From 31959b19a72608051888160514977875a8027dfc Mon Sep 17 00:00:00 2001
From: Evan Cheng <evan.cheng@apple.com>
Date: Wed, 2 Feb 2011 01:06:55 +0000
Subject: [PATCH] Given a pair of floating point load and store, if there are
 no other uses of the load, then it may be legal to transform the load and
 store to integer load and store of the same width.

This is done if the target specified the transformation as profitable. e.g.

- [Given records]
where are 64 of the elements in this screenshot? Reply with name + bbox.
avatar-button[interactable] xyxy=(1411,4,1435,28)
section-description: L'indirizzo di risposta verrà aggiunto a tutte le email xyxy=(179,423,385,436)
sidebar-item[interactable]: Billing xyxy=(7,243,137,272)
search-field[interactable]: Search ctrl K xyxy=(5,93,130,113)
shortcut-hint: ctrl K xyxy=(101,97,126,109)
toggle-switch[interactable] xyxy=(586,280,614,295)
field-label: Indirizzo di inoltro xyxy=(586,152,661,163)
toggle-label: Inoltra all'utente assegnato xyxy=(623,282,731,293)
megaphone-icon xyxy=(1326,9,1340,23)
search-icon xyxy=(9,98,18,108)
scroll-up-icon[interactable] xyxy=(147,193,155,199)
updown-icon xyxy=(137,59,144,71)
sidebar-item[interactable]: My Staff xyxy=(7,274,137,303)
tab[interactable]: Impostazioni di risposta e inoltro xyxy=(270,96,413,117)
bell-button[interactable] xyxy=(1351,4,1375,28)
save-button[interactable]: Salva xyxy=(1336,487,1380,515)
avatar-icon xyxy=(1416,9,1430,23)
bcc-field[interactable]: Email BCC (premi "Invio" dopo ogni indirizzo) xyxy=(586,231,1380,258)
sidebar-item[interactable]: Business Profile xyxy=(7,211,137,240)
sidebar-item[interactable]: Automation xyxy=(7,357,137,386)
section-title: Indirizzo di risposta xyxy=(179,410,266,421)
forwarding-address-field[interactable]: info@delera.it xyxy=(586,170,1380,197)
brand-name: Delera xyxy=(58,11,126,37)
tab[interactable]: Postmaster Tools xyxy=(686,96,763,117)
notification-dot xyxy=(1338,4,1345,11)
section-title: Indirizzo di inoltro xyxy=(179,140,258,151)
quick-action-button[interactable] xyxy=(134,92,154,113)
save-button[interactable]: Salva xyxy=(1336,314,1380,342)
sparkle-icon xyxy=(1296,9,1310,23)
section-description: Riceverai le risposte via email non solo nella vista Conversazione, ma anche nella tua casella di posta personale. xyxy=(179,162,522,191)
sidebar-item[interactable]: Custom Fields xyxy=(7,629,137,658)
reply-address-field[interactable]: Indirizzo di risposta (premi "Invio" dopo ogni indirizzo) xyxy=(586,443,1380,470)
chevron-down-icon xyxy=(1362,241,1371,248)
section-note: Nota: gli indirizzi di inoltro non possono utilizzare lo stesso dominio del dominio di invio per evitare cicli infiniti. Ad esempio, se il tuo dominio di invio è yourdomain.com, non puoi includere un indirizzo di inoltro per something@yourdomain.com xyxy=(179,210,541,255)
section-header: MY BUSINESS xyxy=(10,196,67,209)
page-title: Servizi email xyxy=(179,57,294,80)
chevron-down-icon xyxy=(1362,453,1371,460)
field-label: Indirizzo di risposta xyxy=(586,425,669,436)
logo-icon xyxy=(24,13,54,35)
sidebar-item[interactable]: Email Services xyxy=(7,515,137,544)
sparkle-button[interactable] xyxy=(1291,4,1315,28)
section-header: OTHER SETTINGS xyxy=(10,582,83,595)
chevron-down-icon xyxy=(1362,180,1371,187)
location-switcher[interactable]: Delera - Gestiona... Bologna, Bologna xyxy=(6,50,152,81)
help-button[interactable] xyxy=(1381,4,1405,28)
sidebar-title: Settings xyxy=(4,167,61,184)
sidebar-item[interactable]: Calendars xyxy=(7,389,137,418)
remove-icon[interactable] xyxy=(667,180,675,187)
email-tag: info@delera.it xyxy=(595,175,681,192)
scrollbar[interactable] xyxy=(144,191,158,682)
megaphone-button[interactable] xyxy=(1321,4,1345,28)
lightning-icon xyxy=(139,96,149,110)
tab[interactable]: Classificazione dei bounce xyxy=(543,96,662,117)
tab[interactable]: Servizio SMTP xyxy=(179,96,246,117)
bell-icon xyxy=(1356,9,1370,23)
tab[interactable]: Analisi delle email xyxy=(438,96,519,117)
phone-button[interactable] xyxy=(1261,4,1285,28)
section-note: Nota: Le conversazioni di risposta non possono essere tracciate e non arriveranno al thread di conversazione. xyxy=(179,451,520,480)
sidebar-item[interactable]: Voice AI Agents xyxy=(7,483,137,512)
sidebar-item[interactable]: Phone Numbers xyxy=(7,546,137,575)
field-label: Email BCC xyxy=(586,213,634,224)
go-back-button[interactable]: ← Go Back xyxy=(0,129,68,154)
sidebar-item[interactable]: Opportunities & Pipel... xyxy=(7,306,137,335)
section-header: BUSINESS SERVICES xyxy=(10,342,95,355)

- [Exercise tasks]
1. Please answer these questions about the patch text, using only what it states:
(a) On what date was the patch sent?
(b) What must be true of the load for the transformation to be legal?
(c) What must the target specify before the transformation is done?
2. Carry on the patch text from the point where it stops.

- [Solved tasks]
1.
(a) Wed, 2 Feb 2011.
(b) There must be no other uses of the load.
(c) That the transformation is profitable.

2.
On arm, this can transform:
vldr.32 s0, []
vstr.32 s0, []

to

ldr r12, []
str r12, []

rdar://8944252


git-svn-id: https://llvm.org/svn/llvm-project/llvm/trunk@124708 91177308-0d34-0410-b5e6-96231b3b80d8
---
 include/llvm/Target/TargetLowering.h     |  7 +++
 lib/CodeGen/SelectionDAG/DAGCombiner.cpp | 65 ++++++++++++++++++++++++
 lib/Target/ARM/ARMISelLowering.cpp       |  5 ++
 lib/Target/ARM/ARMISelLowering.h         |  6 ++-
 test/CodeGen/ARM/ldst-f32-2-i32.ll       | 28 ++++++++++
 5 files changed, 109 insertions(+), 2 deletions(-)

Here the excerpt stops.